[Data extracted from a collection]
++++

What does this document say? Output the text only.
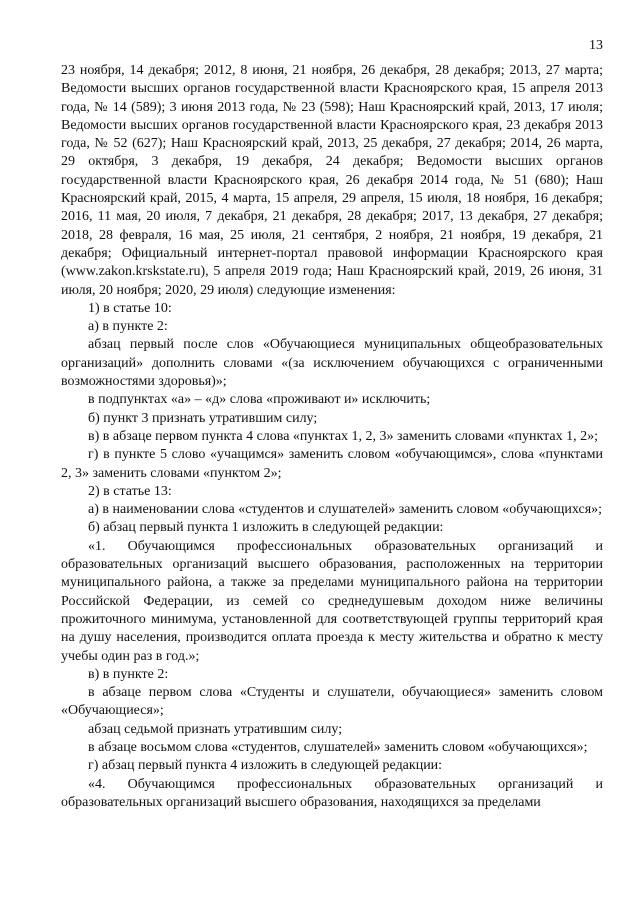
13

23 ноября, 14 декабря; 2012, 8 июня, 21 ноября, 26 декабря, 28 декабря; 2013, 27 марта; Ведомости высших органов государственной власти Красноярского края, 15 апреля 2013 года, № 14 (589); 3 июня 2013 года, № 23 (598); Наш Красноярский край, 2013, 17 июля; Ведомости высших органов государственной власти Красноярского края, 23 декабря 2013 года, № 52 (627); Наш Красноярский край, 2013, 25 декабря, 27 декабря; 2014, 26 марта, 29 октября, 3 декабря, 19 декабря, 24 декабря; Ведомости высших органов государственной власти Красноярского края, 26 декабря 2014 года, № 51 (680); Наш Красноярский край, 2015, 4 марта, 15 апреля, 29 апреля, 15 июля, 18 ноября, 16 декабря; 2016, 11 мая, 20 июля, 7 декабря, 21 декабря, 28 декабря; 2017, 13 декабря, 27 декабря; 2018, 28 февраля, 16 мая, 25 июля, 21 сентября, 2 ноября, 21 ноября, 19 декабря, 21 декабря; Официальный интернет-портал правовой информации Красноярского края (www.zakon.krskstate.ru), 5 апреля 2019 года; Наш Красноярский край, 2019, 26 июня, 31 июля, 20 ноября; 2020, 29 июля) следующие изменения:

1) в статье 10:

а) в пункте 2:

абзац первый после слов «Обучающиеся муниципальных общеобразовательных организаций» дополнить словами «(за исключением обучающихся с ограниченными возможностями здоровья)»;

в подпунктах «а» – «д» слова «проживают и» исключить;

б) пункт 3 признать утратившим силу;

в) в абзаце первом пункта 4 слова «пунктах 1, 2, 3» заменить словами «пунктах 1, 2»;

г) в пункте 5 слово «учащимся» заменить словом «обучающимся», слова «пунктами 2, 3» заменить словами «пунктом 2»;

2) в статье 13:

а) в наименовании слова «студентов и слушателей» заменить словом «обучающихся»;

б) абзац первый пункта 1 изложить в следующей редакции:

«1. Обучающимся профессиональных образовательных организаций и образовательных организаций высшего образования, расположенных на территории муниципального района, а также за пределами муниципального района на территории Российской Федерации, из семей со среднедушевым доходом ниже величины прожиточного минимума, установленной для соответствующей группы территорий края на душу населения, производится оплата проезда к месту жительства и обратно к месту учебы один раз в год.»;

в) в пункте 2:

в абзаце первом слова «Студенты и слушатели, обучающиеся» заменить словом «Обучающиеся»;

абзац седьмой признать утратившим силу;

в абзаце восьмом слова «студентов, слушателей» заменить словом «обучающихся»;

г) абзац первый пункта 4 изложить в следующей редакции:

«4. Обучающимся профессиональных образовательных организаций и образовательных организаций высшего образования, находящихся за пределами
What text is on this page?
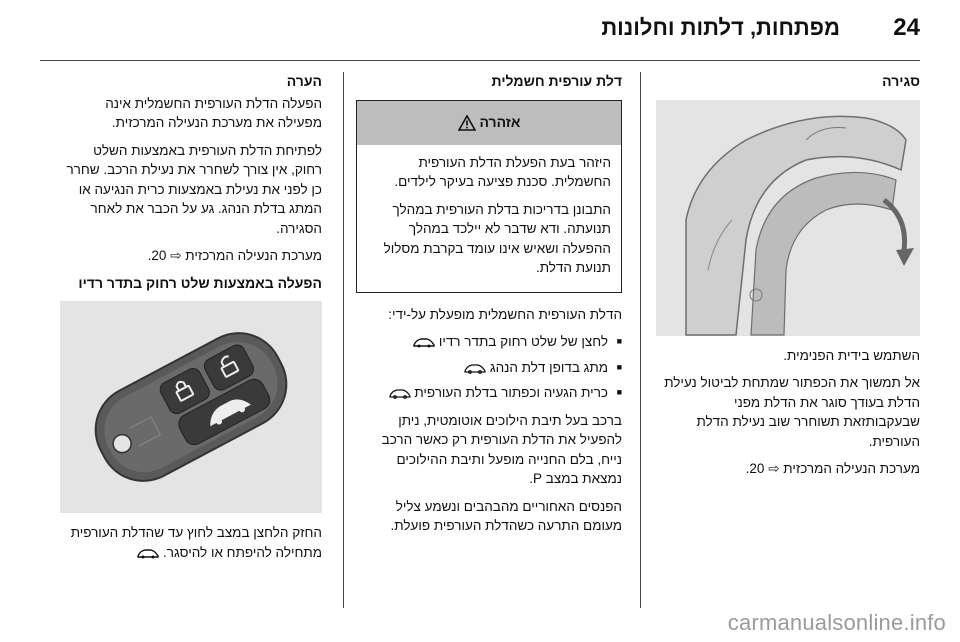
24
מפתחות, דלתות וחלונות
סגירה

השתמש בידית הפנימית.

אל תמשוך את הכפתור שמתחת לביטול נעילת הדלת בעודך סוגר את הדלת מפני שבעקבותזאת תשוחרר שוב נעילת הדלת העורפית.

מערכת הנעילה המרכזית ⇨ 20.

דלת עורפית חשמלית
אזהרה

היזהר בעת הפעלת הדלת העורפית החשמלית. סכנת פציעה בעיקר לילדים.

התבונן בדריכות בדלת העורפית במהלך תנועתה. ודא שדבר לא יילכד במהלך ההפעלה ושאיש אינו עומד בקרבת מסלול תנועת הדלת.

הדלת העורפית החשמלית מופעלת על-ידי:

■ לחצן של שלט רחוק בתדר רדיו
■ מתג בדופן דלת הנהג
■ כרית הגעיה וכפתור בדלת העורפית

ברכב בעל תיבת הילוכים אוטומטית, ניתן להפעיל את הדלת העורפית רק כאשר הרכב נייח, בלם החנייה מופעל ותיבת ההילוכים נמצאת במצב P.

הפנסים האחוריים מהבהבים ונשמע צליל מעומם התרעה כשהדלת העורפית פועלת.

הערה

הפעלה הדלת העורפית החשמלית אינה מפעילה את מערכת הנעילה המרכזית.

לפתיחת הדלת העורפית באמצעות השלט רחוק, אין צורך לשחרר את נעילת הרכב. שחרר כן לפני את נעילת באמצעות כרית הנגיעה או המתג בדלת הנהג. גע על הכבר את לאחר הסגירה.

מערכת הנעילה המרכזית ⇨ 20.

הפעלה באמצעות שלט רחוק בתדר רדיו

החזק הלחצן במצב לחוץ עד שהדלת העורפית מתחילה להיפתח או להיסגר.

carmanualsonline.info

++++

AIM OF THE TASK:
Collect every line above that contains the word "החשמלית".

EXERCISE RESPONSE:
היזהר בעת הפעלת הדלת העורפית החשמלית. סכנת פציעה בעיקר לילדים.
הדלת העורפית החשמלית מופעלת על-ידי:
הפעלה הדלת העורפית החשמלית אינה מפעילה את מערכת הנעילה המרכזית.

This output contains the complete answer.